# Aim:
In the records below, find each line with the word "Hauadorff" and copy it.

# Provided information:
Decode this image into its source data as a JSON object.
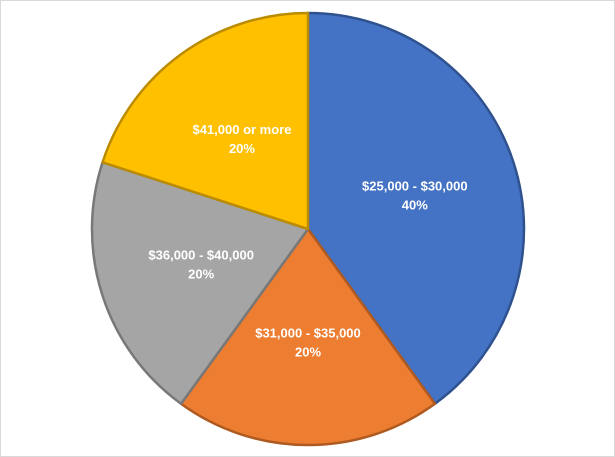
{
  "chart_data": {
    "type": "pie",
    "title": "",
    "slices": [
      {
        "label": "$25,000 - $30,000",
        "value": 40,
        "percent_label": "40%",
        "color": "#4472C4",
        "edge": "#2F528F"
      },
      {
        "label": "$31,000 - $35,000",
        "value": 20,
        "percent_label": "20%",
        "color": "#ED7D31",
        "edge": "#AE5A21"
      },
      {
        "label": "$36,000 - $40,000",
        "value": 20,
        "percent_label": "20%",
        "color": "#A5A5A5",
        "edge": "#787878"
      },
      {
        "label": "$41,000 or more",
        "value": 20,
        "percent_label": "20%",
        "color": "#FFC000",
        "edge": "#BC8C00"
      }
    ],
    "start_angle_deg": 0,
    "direction": "clockwise",
    "legend": "none",
    "data_labels": "inside"
  }
}
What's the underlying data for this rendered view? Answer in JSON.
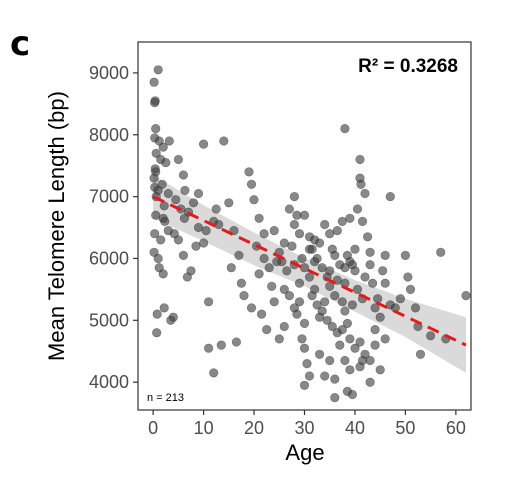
{
  "panel_label": "c",
  "chart_data": {
    "type": "scatter",
    "xlabel": "Age",
    "ylabel": "Mean Telomere Length (bp)",
    "xlim": [
      -3,
      63
    ],
    "ylim": [
      3550,
      9500
    ],
    "xticks": [
      0,
      10,
      20,
      30,
      40,
      50,
      60
    ],
    "yticks": [
      4000,
      5000,
      6000,
      7000,
      8000,
      9000
    ],
    "grid": false,
    "annotations": {
      "r_squared": "R² = 0.3268",
      "n_label": "n = 213"
    },
    "regression": {
      "style": "dashed",
      "color": "#e41a1c",
      "line": [
        [
          0,
          7000
        ],
        [
          62,
          4600
        ]
      ],
      "confidence_band": {
        "color": "#d3d3d3",
        "upper": [
          [
            0,
            7350
          ],
          [
            10,
            6860
          ],
          [
            20,
            6420
          ],
          [
            30,
            6010
          ],
          [
            40,
            5650
          ],
          [
            50,
            5350
          ],
          [
            62,
            5050
          ]
        ],
        "lower": [
          [
            0,
            6650
          ],
          [
            10,
            6280
          ],
          [
            20,
            5890
          ],
          [
            30,
            5550
          ],
          [
            40,
            5140
          ],
          [
            50,
            4730
          ],
          [
            62,
            4150
          ]
        ]
      }
    },
    "points_color": "#3f3f3f",
    "points": [
      [
        0.2,
        8850
      ],
      [
        0.4,
        8550
      ],
      [
        0.3,
        8520
      ],
      [
        1.0,
        9050
      ],
      [
        0.5,
        8100
      ],
      [
        0.3,
        7950
      ],
      [
        1.2,
        7900
      ],
      [
        2.0,
        7800
      ],
      [
        0.6,
        7700
      ],
      [
        1.5,
        7600
      ],
      [
        2.5,
        7550
      ],
      [
        3.2,
        7900
      ],
      [
        0.4,
        7450
      ],
      [
        0.5,
        7400
      ],
      [
        0.2,
        7300
      ],
      [
        0.3,
        7150
      ],
      [
        1.0,
        7100
      ],
      [
        0.6,
        7000
      ],
      [
        1.8,
        7200
      ],
      [
        2.2,
        6850
      ],
      [
        3.0,
        7050
      ],
      [
        0.5,
        6700
      ],
      [
        2.0,
        6650
      ],
      [
        2.3,
        6600
      ],
      [
        0.3,
        6400
      ],
      [
        1.5,
        6300
      ],
      [
        3.0,
        6450
      ],
      [
        0.2,
        6100
      ],
      [
        1.0,
        6000
      ],
      [
        1.2,
        5850
      ],
      [
        2.0,
        5750
      ],
      [
        2.2,
        5200
      ],
      [
        0.8,
        5100
      ],
      [
        0.7,
        4800
      ],
      [
        4.0,
        5050
      ],
      [
        5.0,
        7600
      ],
      [
        6.0,
        7350
      ],
      [
        4.5,
        6950
      ],
      [
        5.5,
        6800
      ],
      [
        6.3,
        7100
      ],
      [
        7.0,
        6750
      ],
      [
        6.2,
        6650
      ],
      [
        5.0,
        6300
      ],
      [
        6.0,
        6050
      ],
      [
        8.0,
        6900
      ],
      [
        9.0,
        6500
      ],
      [
        10.0,
        6250
      ],
      [
        10.5,
        6450
      ],
      [
        12.0,
        6600
      ],
      [
        12.5,
        6800
      ],
      [
        10.0,
        7850
      ],
      [
        14.0,
        7900
      ],
      [
        15.0,
        6900
      ],
      [
        16.0,
        6450
      ],
      [
        17.0,
        6050
      ],
      [
        15.5,
        5850
      ],
      [
        17.5,
        5600
      ],
      [
        11.0,
        5300
      ],
      [
        11.0,
        4550
      ],
      [
        13.5,
        4600
      ],
      [
        12.0,
        4150
      ],
      [
        16.5,
        4650
      ],
      [
        19.0,
        7400
      ],
      [
        19.5,
        7200
      ],
      [
        20.0,
        6950
      ],
      [
        21.0,
        6650
      ],
      [
        20.5,
        6200
      ],
      [
        22.0,
        6000
      ],
      [
        23.0,
        5850
      ],
      [
        24.0,
        6450
      ],
      [
        23.5,
        5550
      ],
      [
        25.0,
        6100
      ],
      [
        25.5,
        5950
      ],
      [
        26.0,
        5500
      ],
      [
        27.0,
        6800
      ],
      [
        28.0,
        6550
      ],
      [
        28.5,
        6700
      ],
      [
        29.0,
        6400
      ],
      [
        27.5,
        6200
      ],
      [
        26.5,
        5800
      ],
      [
        28.0,
        5900
      ],
      [
        29.5,
        6000
      ],
      [
        30.0,
        5850
      ],
      [
        27.0,
        5400
      ],
      [
        28.0,
        5200
      ],
      [
        28.5,
        5100
      ],
      [
        29.0,
        5300
      ],
      [
        30.0,
        4950
      ],
      [
        29.5,
        4700
      ],
      [
        25.0,
        4700
      ],
      [
        19.5,
        5200
      ],
      [
        21.5,
        5100
      ],
      [
        22.5,
        4850
      ],
      [
        26.0,
        4900
      ],
      [
        28.0,
        7000
      ],
      [
        30.0,
        6700
      ],
      [
        31.0,
        6350
      ],
      [
        31.5,
        6150
      ],
      [
        32.0,
        6300
      ],
      [
        33.0,
        6250
      ],
      [
        32.5,
        6000
      ],
      [
        34.0,
        6550
      ],
      [
        35.0,
        6400
      ],
      [
        35.5,
        6150
      ],
      [
        36.5,
        6450
      ],
      [
        36.0,
        6050
      ],
      [
        33.5,
        5850
      ],
      [
        34.5,
        5700
      ],
      [
        35.0,
        5800
      ],
      [
        36.5,
        5650
      ],
      [
        37.0,
        5900
      ],
      [
        38.0,
        5850
      ],
      [
        38.5,
        6050
      ],
      [
        39.0,
        5950
      ],
      [
        39.5,
        5900
      ],
      [
        40.0,
        5800
      ],
      [
        37.5,
        6600
      ],
      [
        38.0,
        8100
      ],
      [
        39.0,
        6650
      ],
      [
        40.5,
        6800
      ],
      [
        41.0,
        7600
      ],
      [
        41.0,
        7300
      ],
      [
        41.2,
        7200
      ],
      [
        42.0,
        7050
      ],
      [
        41.5,
        6600
      ],
      [
        42.5,
        6350
      ],
      [
        43.0,
        6100
      ],
      [
        42.0,
        5700
      ],
      [
        43.5,
        5600
      ],
      [
        40.5,
        5500
      ],
      [
        41.5,
        5350
      ],
      [
        39.5,
        5250
      ],
      [
        38.0,
        5150
      ],
      [
        37.5,
        5300
      ],
      [
        36.0,
        5400
      ],
      [
        35.0,
        5550
      ],
      [
        34.0,
        5300
      ],
      [
        33.5,
        5150
      ],
      [
        32.0,
        5500
      ],
      [
        31.0,
        5700
      ],
      [
        31.5,
        5400
      ],
      [
        32.5,
        5250
      ],
      [
        33.0,
        5050
      ],
      [
        34.5,
        5000
      ],
      [
        35.5,
        4900
      ],
      [
        36.5,
        4800
      ],
      [
        37.5,
        4850
      ],
      [
        38.5,
        4950
      ],
      [
        39.0,
        4700
      ],
      [
        40.0,
        4550
      ],
      [
        41.0,
        4650
      ],
      [
        42.0,
        4450
      ],
      [
        43.0,
        4350
      ],
      [
        44.0,
        4850
      ],
      [
        45.0,
        5050
      ],
      [
        44.5,
        5350
      ],
      [
        45.5,
        5800
      ],
      [
        46.0,
        5600
      ],
      [
        47.0,
        5250
      ],
      [
        44.0,
        5200
      ],
      [
        30.0,
        4550
      ],
      [
        30.5,
        4300
      ],
      [
        31.0,
        4100
      ],
      [
        30.0,
        3950
      ],
      [
        33.0,
        4450
      ],
      [
        34.0,
        4100
      ],
      [
        35.0,
        4350
      ],
      [
        36.0,
        4050
      ],
      [
        36.0,
        3750
      ],
      [
        37.0,
        4600
      ],
      [
        38.0,
        4350
      ],
      [
        39.0,
        4200
      ],
      [
        38.5,
        3850
      ],
      [
        39.5,
        3800
      ],
      [
        41.0,
        4250
      ],
      [
        41.5,
        4350
      ],
      [
        43.0,
        4000
      ],
      [
        44.0,
        4600
      ],
      [
        45.0,
        4200
      ],
      [
        46.0,
        4700
      ],
      [
        46.0,
        6050
      ],
      [
        47.0,
        7000
      ],
      [
        48.0,
        5200
      ],
      [
        49.0,
        5350
      ],
      [
        50.0,
        6050
      ],
      [
        50.5,
        5700
      ],
      [
        51.0,
        5500
      ],
      [
        52.0,
        5200
      ],
      [
        53.0,
        4450
      ],
      [
        55.0,
        4750
      ],
      [
        57.0,
        6100
      ],
      [
        62.0,
        5400
      ],
      [
        58.0,
        4700
      ],
      [
        52.5,
        4900
      ],
      [
        31.0,
        6150
      ],
      [
        32.0,
        5950
      ],
      [
        29.0,
        5600
      ],
      [
        24.0,
        5300
      ],
      [
        21.0,
        5750
      ],
      [
        18.0,
        5400
      ],
      [
        13.0,
        6550
      ],
      [
        9.0,
        7050
      ],
      [
        8.5,
        6200
      ],
      [
        7.5,
        5800
      ],
      [
        6.8,
        5700
      ],
      [
        3.5,
        5000
      ],
      [
        4.2,
        6400
      ],
      [
        22.0,
        6400
      ],
      [
        24.5,
        5950
      ],
      [
        26.0,
        6250
      ],
      [
        38.0,
        5600
      ],
      [
        43.0,
        5900
      ],
      [
        40.0,
        6150
      ]
    ]
  }
}
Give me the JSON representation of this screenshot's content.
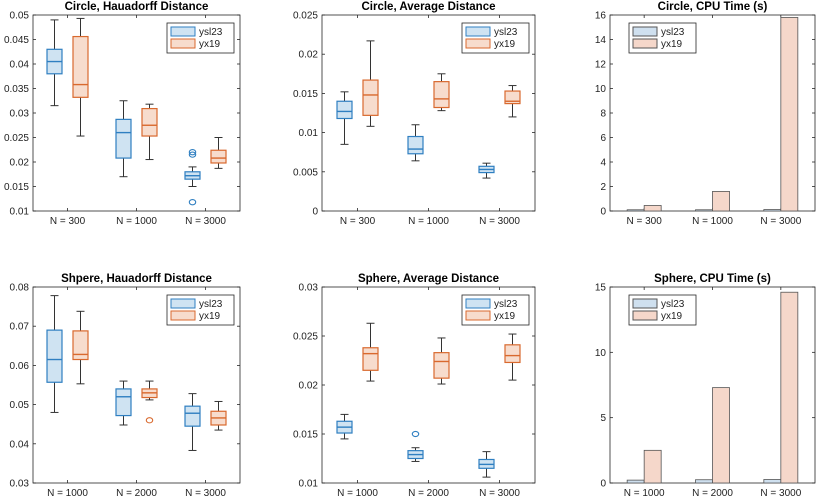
{
  "colors": {
    "ysl23_edge": "#2f7fc1",
    "ysl23_fill": "#cfe3f2",
    "yx19_edge": "#d9692e",
    "yx19_fill": "#f7dccd",
    "whisker": "#333333",
    "bar_edge": "#555555",
    "ysl23_bar": "#cfe0ef",
    "yx19_bar": "#f5d7ca"
  },
  "chart_data": [
    {
      "type": "box",
      "title": "Circle, Hauadorff Distance",
      "categories": [
        "N = 300",
        "N = 1000",
        "N = 3000"
      ],
      "ylim": [
        0.01,
        0.05
      ],
      "yticks": [
        0.01,
        0.015,
        0.02,
        0.025,
        0.03,
        0.035,
        0.04,
        0.045,
        0.05
      ],
      "ytick_labels": [
        "0.01",
        "0.015",
        "0.02",
        "0.025",
        "0.03",
        "0.035",
        "0.04",
        "0.045",
        "0.05"
      ],
      "legend": [
        "ysl23",
        "yx19"
      ],
      "legend_position": "top-right",
      "series": [
        {
          "name": "ysl23",
          "boxes": [
            {
              "min": 0.0315,
              "q1": 0.038,
              "median": 0.0405,
              "q3": 0.043,
              "max": 0.049,
              "outliers": []
            },
            {
              "min": 0.017,
              "q1": 0.0208,
              "median": 0.026,
              "q3": 0.0287,
              "max": 0.0325,
              "outliers": []
            },
            {
              "min": 0.015,
              "q1": 0.0165,
              "median": 0.0172,
              "q3": 0.018,
              "max": 0.019,
              "outliers": [
                0.022,
                0.0215,
                0.0118
              ]
            }
          ]
        },
        {
          "name": "yx19",
          "boxes": [
            {
              "min": 0.0253,
              "q1": 0.0332,
              "median": 0.0358,
              "q3": 0.0456,
              "max": 0.0493,
              "outliers": []
            },
            {
              "min": 0.0205,
              "q1": 0.0253,
              "median": 0.0275,
              "q3": 0.0309,
              "max": 0.0318,
              "outliers": []
            },
            {
              "min": 0.0187,
              "q1": 0.0198,
              "median": 0.0208,
              "q3": 0.0224,
              "max": 0.025,
              "outliers": []
            }
          ]
        }
      ]
    },
    {
      "type": "box",
      "title": "Circle, Average Distance",
      "categories": [
        "N = 300",
        "N = 1000",
        "N = 3000"
      ],
      "ylim": [
        0,
        0.025
      ],
      "yticks": [
        0,
        0.005,
        0.01,
        0.015,
        0.02,
        0.025
      ],
      "ytick_labels": [
        "0",
        "0.005",
        "0.01",
        "0.015",
        "0.02",
        "0.025"
      ],
      "legend": [
        "ysl23",
        "yx19"
      ],
      "legend_position": "top-right",
      "series": [
        {
          "name": "ysl23",
          "boxes": [
            {
              "min": 0.0085,
              "q1": 0.0118,
              "median": 0.0127,
              "q3": 0.014,
              "max": 0.0152,
              "outliers": []
            },
            {
              "min": 0.0064,
              "q1": 0.0073,
              "median": 0.0079,
              "q3": 0.0095,
              "max": 0.011,
              "outliers": []
            },
            {
              "min": 0.0042,
              "q1": 0.0049,
              "median": 0.0053,
              "q3": 0.0057,
              "max": 0.0061,
              "outliers": []
            }
          ]
        },
        {
          "name": "yx19",
          "boxes": [
            {
              "min": 0.0108,
              "q1": 0.0122,
              "median": 0.0148,
              "q3": 0.0167,
              "max": 0.0217,
              "outliers": []
            },
            {
              "min": 0.0128,
              "q1": 0.0132,
              "median": 0.0143,
              "q3": 0.0165,
              "max": 0.0175,
              "outliers": []
            },
            {
              "min": 0.012,
              "q1": 0.0137,
              "median": 0.014,
              "q3": 0.0153,
              "max": 0.016,
              "outliers": []
            }
          ]
        }
      ]
    },
    {
      "type": "bar",
      "title": "Circle, CPU Time (s)",
      "categories": [
        "N = 300",
        "N = 1000",
        "N = 3000"
      ],
      "ylim": [
        0,
        16
      ],
      "yticks": [
        0,
        2,
        4,
        6,
        8,
        10,
        12,
        14,
        16
      ],
      "ytick_labels": [
        "0",
        "2",
        "4",
        "6",
        "8",
        "10",
        "12",
        "14",
        "16"
      ],
      "legend": [
        "ysl23",
        "yx19"
      ],
      "legend_position": "top-left",
      "series": [
        {
          "name": "ysl23",
          "values": [
            0.1,
            0.1,
            0.12
          ]
        },
        {
          "name": "yx19",
          "values": [
            0.45,
            1.6,
            15.8
          ]
        }
      ]
    },
    {
      "type": "box",
      "title": "Shpere, Hauadorff Distance",
      "categories": [
        "N = 1000",
        "N = 2000",
        "N = 3000"
      ],
      "ylim": [
        0.03,
        0.08
      ],
      "yticks": [
        0.03,
        0.04,
        0.05,
        0.06,
        0.07,
        0.08
      ],
      "ytick_labels": [
        "0.03",
        "0.04",
        "0.05",
        "0.06",
        "0.07",
        "0.08"
      ],
      "legend": [
        "ysl23",
        "yx19"
      ],
      "legend_position": "top-right",
      "series": [
        {
          "name": "ysl23",
          "boxes": [
            {
              "min": 0.048,
              "q1": 0.0557,
              "median": 0.0615,
              "q3": 0.069,
              "max": 0.0778,
              "outliers": []
            },
            {
              "min": 0.0448,
              "q1": 0.0472,
              "median": 0.052,
              "q3": 0.054,
              "max": 0.056,
              "outliers": []
            },
            {
              "min": 0.0383,
              "q1": 0.0445,
              "median": 0.0478,
              "q3": 0.0496,
              "max": 0.0528,
              "outliers": []
            }
          ]
        },
        {
          "name": "yx19",
          "boxes": [
            {
              "min": 0.0553,
              "q1": 0.0615,
              "median": 0.0628,
              "q3": 0.0688,
              "max": 0.0738,
              "outliers": []
            },
            {
              "min": 0.0512,
              "q1": 0.0518,
              "median": 0.053,
              "q3": 0.054,
              "max": 0.056,
              "outliers": [
                0.046
              ]
            },
            {
              "min": 0.0435,
              "q1": 0.0448,
              "median": 0.0466,
              "q3": 0.0483,
              "max": 0.0508,
              "outliers": []
            }
          ]
        }
      ]
    },
    {
      "type": "box",
      "title": "Sphere, Average Distance",
      "categories": [
        "N = 1000",
        "N = 2000",
        "N = 3000"
      ],
      "ylim": [
        0.01,
        0.03
      ],
      "yticks": [
        0.01,
        0.015,
        0.02,
        0.025,
        0.03
      ],
      "ytick_labels": [
        "0.01",
        "0.015",
        "0.02",
        "0.025",
        "0.03"
      ],
      "legend": [
        "ysl23",
        "yx19"
      ],
      "legend_position": "top-right",
      "series": [
        {
          "name": "ysl23",
          "boxes": [
            {
              "min": 0.0145,
              "q1": 0.0151,
              "median": 0.0157,
              "q3": 0.0163,
              "max": 0.017,
              "outliers": []
            },
            {
              "min": 0.0122,
              "q1": 0.0125,
              "median": 0.0129,
              "q3": 0.0133,
              "max": 0.0136,
              "outliers": [
                0.015
              ]
            },
            {
              "min": 0.0106,
              "q1": 0.0115,
              "median": 0.0119,
              "q3": 0.0124,
              "max": 0.0132,
              "outliers": []
            }
          ]
        },
        {
          "name": "yx19",
          "boxes": [
            {
              "min": 0.0204,
              "q1": 0.0215,
              "median": 0.0232,
              "q3": 0.0238,
              "max": 0.0263,
              "outliers": []
            },
            {
              "min": 0.0201,
              "q1": 0.0207,
              "median": 0.0224,
              "q3": 0.0233,
              "max": 0.0248,
              "outliers": []
            },
            {
              "min": 0.0205,
              "q1": 0.0223,
              "median": 0.023,
              "q3": 0.0241,
              "max": 0.0252,
              "outliers": []
            }
          ]
        }
      ]
    },
    {
      "type": "bar",
      "title": "Sphere, CPU Time (s)",
      "categories": [
        "N = 1000",
        "N = 2000",
        "N = 3000"
      ],
      "ylim": [
        0,
        15
      ],
      "yticks": [
        0,
        5,
        10,
        15
      ],
      "ytick_labels": [
        "0",
        "5",
        "10",
        "15"
      ],
      "legend": [
        "ysl23",
        "yx19"
      ],
      "legend_position": "top-left",
      "series": [
        {
          "name": "ysl23",
          "values": [
            0.22,
            0.25,
            0.27
          ]
        },
        {
          "name": "yx19",
          "values": [
            2.5,
            7.3,
            14.6
          ]
        }
      ]
    }
  ]
}
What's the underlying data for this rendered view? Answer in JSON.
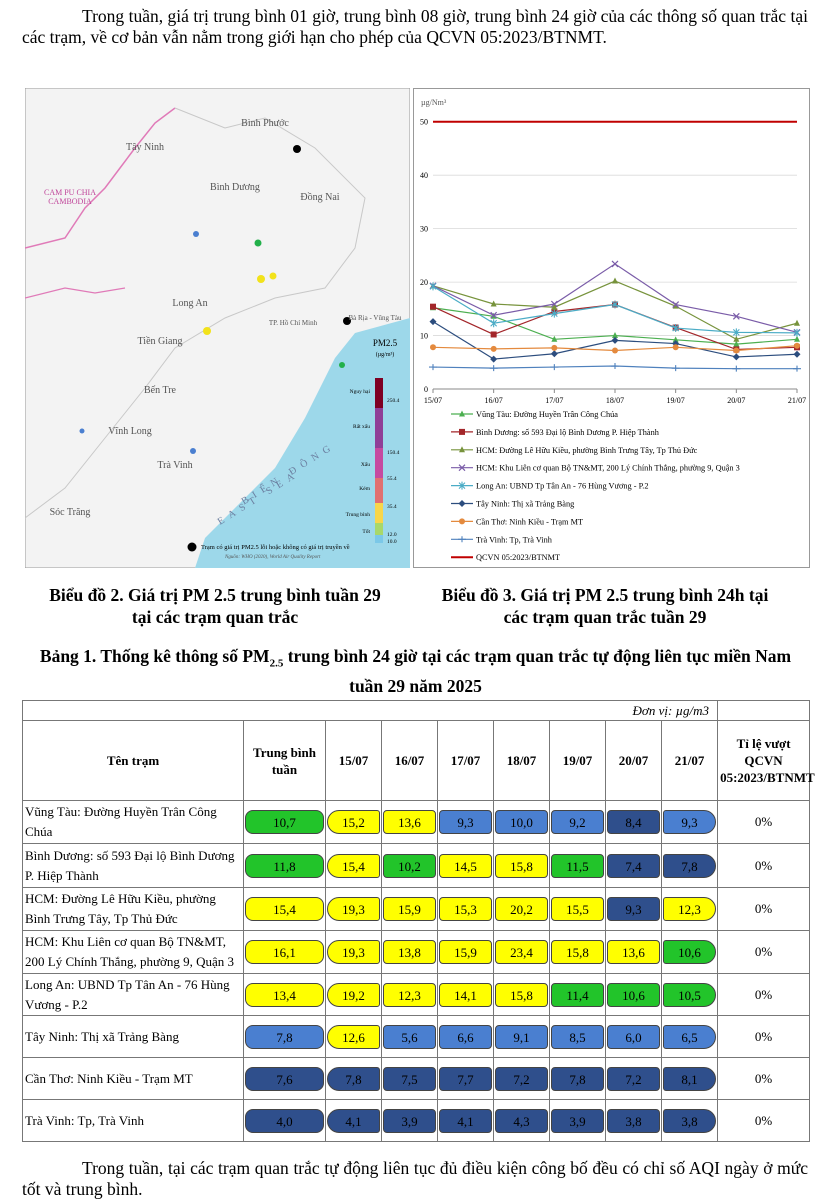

# Solution to this exercise:
      "title": "Circle, Hauadorff Distance",
      "title": "Shpere, Hauadorff Distance",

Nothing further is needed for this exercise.